Leave every picture out and write out the records below exactly.

____

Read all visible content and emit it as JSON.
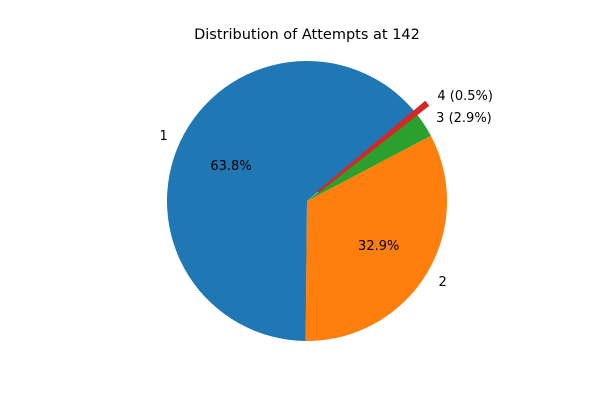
{
  "chart_data": {
    "type": "pie",
    "title": "Distribution of Attempts at 142",
    "categories": [
      "1",
      "2",
      "3",
      "4"
    ],
    "values": [
      63.8,
      32.9,
      2.9,
      0.5
    ],
    "inner_labels": [
      "63.8%",
      "32.9%",
      "",
      ""
    ],
    "outer_labels": [
      "1",
      "2",
      "3 (2.9%)",
      "4 (0.5%)"
    ],
    "colors": [
      "#1f77b4",
      "#ff7f0e",
      "#2ca02c",
      "#d62728"
    ],
    "start_angle_deg": 40,
    "explode": [
      0,
      0,
      0,
      0.1
    ],
    "legend": "none",
    "grid": false
  }
}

____

[Answer]
Read all visible content and emit it as JSON.
{
  "chart_data": {
    "type": "pie",
    "title": "Distribution of Attempts at 142",
    "categories": [
      "1",
      "2",
      "3",
      "4"
    ],
    "values": [
      63.8,
      32.9,
      2.9,
      0.5
    ],
    "inner_labels": [
      "63.8%",
      "32.9%",
      "",
      ""
    ],
    "outer_labels": [
      "1",
      "2",
      "3 (2.9%)",
      "4 (0.5%)"
    ],
    "colors": [
      "#1f77b4",
      "#ff7f0e",
      "#2ca02c",
      "#d62728"
    ],
    "start_angle_deg": 40,
    "explode": [
      0,
      0,
      0,
      0.1
    ],
    "legend": "none",
    "grid": false
  }
}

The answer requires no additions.